■ **The request**
Exclude the pictures; give every entry again exactly as written.

— START OF Supplied material —

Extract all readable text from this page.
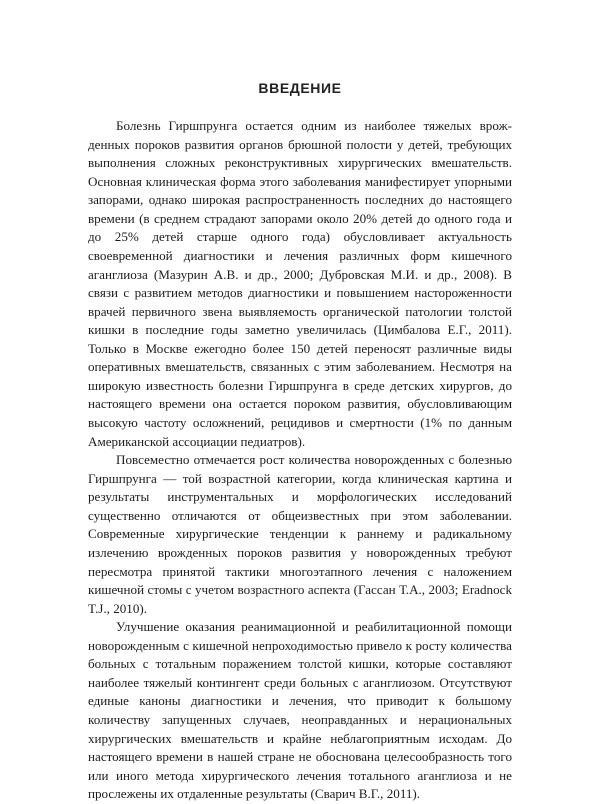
ВВЕДЕНИЕ

Болезнь Гиршпрунга остается одним из наиболее тяжелых врожденных пороков развития органов брюшной полости у детей, требующих выполнения сложных реконструктивных хирургических вмешательств. Основная клиническая форма этого заболевания манифестирует упорными запорами, однако широкая распространенность последних до настоящего времени (в среднем страдают запорами около 20% детей до одного года и до 25% детей старше одного года) обусловливает актуальность своевременной диагностики и лечения различных форм кишечного аганглиоза (Мазурин А.В. и др., 2000; Дубровская М.И. и др., 2008). В связи с развитием методов диагностики и повышением настороженности врачей первичного звена выявляемость органической патологии толстой кишки в последние годы заметно увеличилась (Цимбалова Е.Г., 2011). Только в Москве ежегодно более 150 детей переносят различные виды оперативных вмешательств, связанных с этим заболеванием. Несмотря на широкую известность болезни Гиршпрунга в среде детских хирургов, до настоящего времени она остается пороком развития, обусловливающим высокую частоту осложнений, рецидивов и смертности (1% по данным Американской ассоциации педиатров).

Повсеместно отмечается рост количества новорожденных с болезнью Гиршпрунга — той возрастной категории, когда клиническая картина и результаты инструментальных и морфологических исследований существенно отличаются от общеизвестных при этом заболевании. Современные хирургические тенденции к раннему и радикальному излечению врожденных пороков развития у новорожденных требуют пересмотра принятой тактики многоэтапного лечения с наложением кишечной стомы с учетом возрастного аспекта (Гассан Т.А., 2003; Eradnock T.J., 2010).

Улучшение оказания реанимационной и реабилитационной помощи новорожденным с кишечной непроходимостью привело к росту количества больных с тотальным поражением толстой кишки, которые составляют наиболее тяжелый контингент среди больных с аганглиозом. Отсутствуют единые каноны диагностики и лечения, что приводит к большому количеству запущенных случаев, неоправданных и нерациональных хирургических вмешательств и крайне неблагоприятным исходам. До настоящего времени в нашей стране не обоснована целесообразность того или иного метода хирургического лечения тотального аганглиоза и не прослежены их отдаленные результаты (Сварич В.Г., 2011).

— END OF Supplied material —

■ **Final result**
Extract all readable text from this page.
ВВЕДЕНИЕ

Болезнь Гиршпрунга остается одним из наиболее тяжелых врожденных пороков развития органов брюшной полости у детей, требующих выполнения сложных реконструктивных хирургических вмешательств. Основная клиническая форма этого заболевания манифестирует упорными запорами, однако широкая распространенность последних до настоящего времени (в среднем страдают запорами около 20% детей до одного года и до 25% детей старше одного года) обусловливает актуальность своевременной диагностики и лечения различных форм кишечного аганглиоза (Мазурин А.В. и др., 2000; Дубровская М.И. и др., 2008). В связи с развитием методов диагностики и повышением настороженности врачей первичного звена выявляемость органической патологии толстой кишки в последние годы заметно увеличилась (Цимбалова Е.Г., 2011). Только в Москве ежегодно более 150 детей переносят различные виды оперативных вмешательств, связанных с этим заболеванием. Несмотря на широкую известность болезни Гиршпрунга в среде детских хирургов, до настоящего времени она остается пороком развития, обусловливающим высокую частоту осложнений, рецидивов и смертности (1% по данным Американской ассоциации педиатров).

Повсеместно отмечается рост количества новорожденных с болезнью Гиршпрунга — той возрастной категории, когда клиническая картина и результаты инструментальных и морфологических исследований существенно отличаются от общеизвестных при этом заболевании. Современные хирургические тенденции к раннему и радикальному излечению врожденных пороков развития у новорожденных требуют пересмотра принятой тактики многоэтапного лечения с наложением кишечной стомы с учетом возрастного аспекта (Гассан Т.А., 2003; Eradnock T.J., 2010).

Улучшение оказания реанимационной и реабилитационной помощи новорожденным с кишечной непроходимостью привело к росту количества больных с тотальным поражением толстой кишки, которые составляют наиболее тяжелый контингент среди больных с аганглиозом. Отсутствуют единые каноны диагностики и лечения, что приводит к большому количеству запущенных случаев, неоправданных и нерациональных хирургических вмешательств и крайне неблагоприятным исходам. До настоящего времени в нашей стране не обоснована целесообразность того или иного метода хирургического лечения тотального аганглиоза и не прослежены их отдаленные результаты (Сварич В.Г., 2011).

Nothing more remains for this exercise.